Exercise >>
Without the pictures, copy the entries below word for word.

Records to use >>
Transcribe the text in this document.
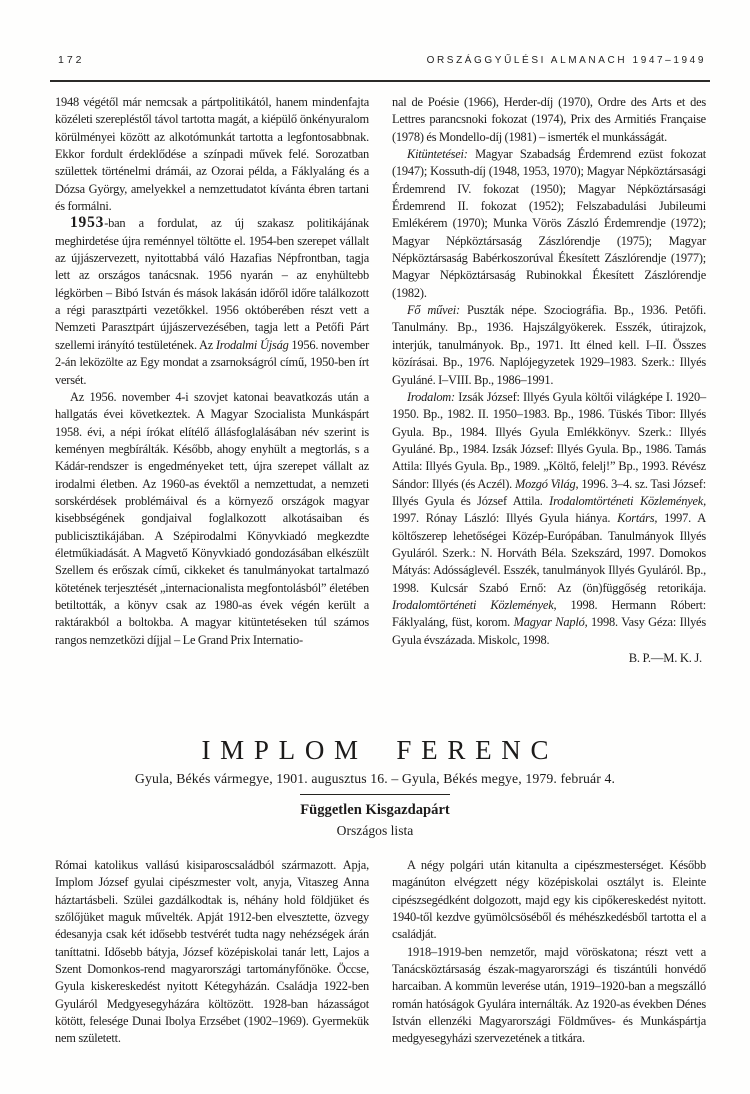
172	ORSZÁGGYŰLÉSI ALMANACH 1947–1949

1948 végétől már nemcsak a pártpolitikától, hanem mindenfajta közéleti szerepléstől távol tartotta magát, a kiépülő önkényuralom körülményei között az alkotómunkát tartotta a legfontosabbnak. Ekkor fordult érdeklődése a színpadi művek felé. Sorozatban születtek történelmi drámái, az Ozorai példa, a Fáklyaláng és a Dózsa György, amelyekkel a nemzettudatot kívánta ébren tartani és formálni.

1953-ban a fordulat, az új szakasz politikájának meghirdetése újra reménnyel töltötte el. 1954-ben szerepet vállalt az újjászervezett, nyitottabbá váló Hazafias Népfrontban, tagja lett az országos tanácsnak. 1956 nyarán – az enyhültebb légkörben – Bibó István és mások lakásán időről időre találkozott a régi parasztpárti vezetőkkel. 1956 októberében részt vett a Nemzeti Parasztpárt újjászervezésében, tagja lett a Petőfi Párt szellemi irányító testületének. Az Irodalmi Újság 1956. november 2-án leközölte az Egy mondat a zsarnokságról című, 1950-ben írt versét.

Az 1956. november 4-i szovjet katonai beavatkozás után a hallgatás évei következtek. A Magyar Szocialista Munkáspárt 1958. évi, a népi írókat elítélő állásfoglalásában név szerint is keményen megbírálták. Később, ahogy enyhült a megtorlás, s a Kádár-rendszer is engedményeket tett, újra szerepet vállalt az irodalmi életben. Az 1960-as évektől a nemzettudat, a nemzeti sorskérdések problémáival és a környező országok magyar kisebbségének gondjaival foglalkozott alkotásaiban és publicisztikájában. A Szépirodalmi Könyvkiadó megkezdte életműkiadását. A Magvető Könyvkiadó gondozásában elkészült Szellem és erőszak című, cikkeket és tanulmányokat tartalmazó kötetének terjesztését „internacionalista megfontolásból” életében betiltották, a könyv csak az 1980-as évek végén került a raktárakból a boltokba. A magyar kitüntetéseken túl számos rangos nemzetközi díjjal – Le Grand Prix Internatio-

nal de Poésie (1966), Herder-díj (1970), Ordre des Arts et des Lettres parancsnoki fokozat (1974), Prix des Armitiés Française (1978) és Mondello-díj (1981) – ismerték el munkásságát.

Kitüntetései: Magyar Szabadság Érdemrend ezüst fokozat (1947); Kossuth-díj (1948, 1953, 1970); Magyar Népköztársasági Érdemrend IV. fokozat (1950); Magyar Népköztársasági Érdemrend II. fokozat (1952); Felszabadulási Jubileumi Emlékérem (1970); Munka Vörös Zászló Érdemrendje (1972); Magyar Népköztársaság Zászlórendje (1975); Magyar Népköztársaság Babérkoszorúval Ékesített Zászlórendje (1977); Magyar Népköztársaság Rubinokkal Ékesített Zászlórendje (1982).

Fő művei: Puszták népe. Szociográfia. Bp., 1936. Petőfi. Tanulmány. Bp., 1936. Hajszálgyökerek. Esszék, útirajzok, interjúk, tanulmányok. Bp., 1971. Itt élned kell. I–II. Összes közírásai. Bp., 1976. Naplójegyzetek 1929–1983. Szerk.: Illyés Gyuláné. I–VIII. Bp., 1986–1991.

Irodalom: Izsák József: Illyés Gyula költői világképe I. 1920–1950. Bp., 1982. II. 1950–1983. Bp., 1986. Tüskés Tibor: Illyés Gyula. Bp., 1984. Illyés Gyula Emlékkönyv. Szerk.: Illyés Gyuláné. Bp., 1984. Izsák József: Illyés Gyula. Bp., 1986. Tamás Attila: Illyés Gyula. Bp., 1989. „Költő, felelj!” Bp., 1993. Révész Sándor: Illyés (és Aczél). Mozgó Világ, 1996. 3–4. sz. Tasi József: Illyés Gyula és József Attila. Irodalomtörténeti Közlemények, 1997. Rónay László: Illyés Gyula hiánya. Kortárs, 1997. A költőszerep lehetőségei Közép-Európában. Tanulmányok Illyés Gyuláról. Szerk.: N. Horváth Béla. Szekszárd, 1997. Domokos Mátyás: Adósságlevél. Esszék, tanulmányok Illyés Gyuláról. Bp., 1998. Kulcsár Szabó Ernő: Az (ön)függőség retorikája. Irodalomtörténeti Közlemények, 1998. Hermann Róbert: Fáklyaláng, füst, korom. Magyar Napló, 1998. Vasy Géza: Illyés Gyula évszázada. Miskolc, 1998.

B. P.—M. K. J.

IMPLOM FERENC

Gyula, Békés vármegye, 1901. augusztus 16. – Gyula, Békés megye, 1979. február 4.

Független Kisgazdapárt

Országos lista

Római katolikus vallású kisiparoscsaládból származott. Apja, Implom József gyulai cipészmester volt, anyja, Vitaszeg Anna háztartásbeli. Szülei gazdálkodtak is, néhány hold földjüket és szőlőjüket maguk művelték. Apját 1912-ben elvesztette, özvegy édesanyja csak két idősebb testvérét tudta nagy nehézségek árán taníttatni. Idősebb bátyja, József középiskolai tanár lett, Lajos a Szent Domonkos-rend magyarországi tartományfőnöke. Öccse, Gyula kiskereskedést nyitott Kétegyházán. Családja 1922-ben Gyuláról Medgyesegyházára költözött. 1928-ban házasságot kötött, felesége Dunai Ibolya Erzsébet (1902–1969). Gyermekük nem született.

A négy polgári után kitanulta a cipészmesterséget. Később magánúton elvégzett négy középiskolai osztályt is. Eleinte cipészsegédként dolgozott, majd egy kis cipőkereskedést nyitott. 1940-től kezdve gyümölcsöséből és méhészkedésből tartotta el a családját.

1918–1919-ben nemzetőr, majd vöröskatona; részt vett a Tanácsköztársaság észak-magyarországi és tiszántúli honvédő harcaiban. A kommün leverése után, 1919–1920-ban a megszálló román hatóságok Gyulára internálták. Az 1920-as években Dénes István ellenzéki Magyarországi Földműves- és Munkáspártja medgyesegyházi szervezetének a titkára.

Result below >>
Transcribe the text in this document.
172	ORSZÁGGYŰLÉSI ALMANACH 1947–1949

1948 végétől már nemcsak a pártpolitikától, hanem mindenfajta közéleti szerepléstől távol tartotta magát, a kiépülő önkényuralom körülményei között az alkotómunkát tartotta a legfontosabbnak. Ekkor fordult érdeklődése a színpadi művek felé. Sorozatban születtek történelmi drámái, az Ozorai példa, a Fáklyaláng és a Dózsa György, amelyekkel a nemzettudatot kívánta ébren tartani és formálni.

1953-ban a fordulat, az új szakasz politikájának meghirdetése újra reménnyel töltötte el. 1954-ben szerepet vállalt az újjászervezett, nyitottabbá váló Hazafias Népfrontban, tagja lett az országos tanácsnak. 1956 nyarán – az enyhültebb légkörben – Bibó István és mások lakásán időről időre találkozott a régi parasztpárti vezetőkkel. 1956 októberében részt vett a Nemzeti Parasztpárt újjászervezésében, tagja lett a Petőfi Párt szellemi irányító testületének. Az Irodalmi Újság 1956. november 2-án leközölte az Egy mondat a zsarnokságról című, 1950-ben írt versét.

Az 1956. november 4-i szovjet katonai beavatkozás után a hallgatás évei következtek. A Magyar Szocialista Munkáspárt 1958. évi, a népi írókat elítélő állásfoglalásában név szerint is keményen megbírálták. Később, ahogy enyhült a megtorlás, s a Kádár-rendszer is engedményeket tett, újra szerepet vállalt az irodalmi életben. Az 1960-as évektől a nemzettudat, a nemzeti sorskérdések problémáival és a környező országok magyar kisebbségének gondjaival foglalkozott alkotásaiban és publicisztikájában. A Szépirodalmi Könyvkiadó megkezdte életműkiadását. A Magvető Könyvkiadó gondozásában elkészült Szellem és erőszak című, cikkeket és tanulmányokat tartalmazó kötetének terjesztését „internacionalista megfontolásból” életében betiltották, a könyv csak az 1980-as évek végén került a raktárakból a boltokba. A magyar kitüntetéseken túl számos rangos nemzetközi díjjal – Le Grand Prix Internatio-

nal de Poésie (1966), Herder-díj (1970), Ordre des Arts et des Lettres parancsnoki fokozat (1974), Prix des Armitiés Française (1978) és Mondello-díj (1981) – ismerték el munkásságát.

Kitüntetései: Magyar Szabadság Érdemrend ezüst fokozat (1947); Kossuth-díj (1948, 1953, 1970); Magyar Népköztársasági Érdemrend IV. fokozat (1950); Magyar Népköztársasági Érdemrend II. fokozat (1952); Felszabadulási Jubileumi Emlékérem (1970); Munka Vörös Zászló Érdemrendje (1972); Magyar Népköztársaság Zászlórendje (1975); Magyar Népköztársaság Babérkoszorúval Ékesített Zászlórendje (1977); Magyar Népköztársaság Rubinokkal Ékesített Zászlórendje (1982).

Fő művei: Puszták népe. Szociográfia. Bp., 1936. Petőfi. Tanulmány. Bp., 1936. Hajszálgyökerek. Esszék, útirajzok, interjúk, tanulmányok. Bp., 1971. Itt élned kell. I–II. Összes közírásai. Bp., 1976. Naplójegyzetek 1929–1983. Szerk.: Illyés Gyuláné. I–VIII. Bp., 1986–1991.

Irodalom: Izsák József: Illyés Gyula költői világképe I. 1920–1950. Bp., 1982. II. 1950–1983. Bp., 1986. Tüskés Tibor: Illyés Gyula. Bp., 1984. Illyés Gyula Emlékkönyv. Szerk.: Illyés Gyuláné. Bp., 1984. Izsák József: Illyés Gyula. Bp., 1986. Tamás Attila: Illyés Gyula. Bp., 1989. „Költő, felelj!” Bp., 1993. Révész Sándor: Illyés (és Aczél). Mozgó Világ, 1996. 3–4. sz. Tasi József: Illyés Gyula és József Attila. Irodalomtörténeti Közlemények, 1997. Rónay László: Illyés Gyula hiánya. Kortárs, 1997. A költőszerep lehetőségei Közép-Európában. Tanulmányok Illyés Gyuláról. Szerk.: N. Horváth Béla. Szekszárd, 1997. Domokos Mátyás: Adósságlevél. Esszék, tanulmányok Illyés Gyuláról. Bp., 1998. Kulcsár Szabó Ernő: Az (ön)függőség retorikája. Irodalomtörténeti Közlemények, 1998. Hermann Róbert: Fáklyaláng, füst, korom. Magyar Napló, 1998. Vasy Géza: Illyés Gyula évszázada. Miskolc, 1998.

B. P.—M. K. J.

IMPLOM FERENC

Gyula, Békés vármegye, 1901. augusztus 16. – Gyula, Békés megye, 1979. február 4.

Független Kisgazdapárt

Országos lista

Római katolikus vallású kisiparoscsaládból származott. Apja, Implom József gyulai cipészmester volt, anyja, Vitaszeg Anna háztartásbeli. Szülei gazdálkodtak is, néhány hold földjüket és szőlőjüket maguk művelték. Apját 1912-ben elvesztette, özvegy édesanyja csak két idősebb testvérét tudta nagy nehézségek árán taníttatni. Idősebb bátyja, József középiskolai tanár lett, Lajos a Szent Domonkos-rend magyarországi tartományfőnöke. Öccse, Gyula kiskereskedést nyitott Kétegyházán. Családja 1922-ben Gyuláról Medgyesegyházára költözött. 1928-ban házasságot kötött, felesége Dunai Ibolya Erzsébet (1902–1969). Gyermekük nem született.

A négy polgári után kitanulta a cipészmesterséget. Később magánúton elvégzett négy középiskolai osztályt is. Eleinte cipészsegédként dolgozott, majd egy kis cipőkereskedést nyitott. 1940-től kezdve gyümölcsöséből és méhészkedésből tartotta el a családját.

1918–1919-ben nemzetőr, majd vöröskatona; részt vett a Tanácsköztársaság észak-magyarországi és tiszántúli honvédő harcaiban. A kommün leverése után, 1919–1920-ban a megszálló román hatóságok Gyulára internálták. Az 1920-as években Dénes István ellenzéki Magyarországi Földműves- és Munkáspártja medgyesegyházi szervezetének a titkára.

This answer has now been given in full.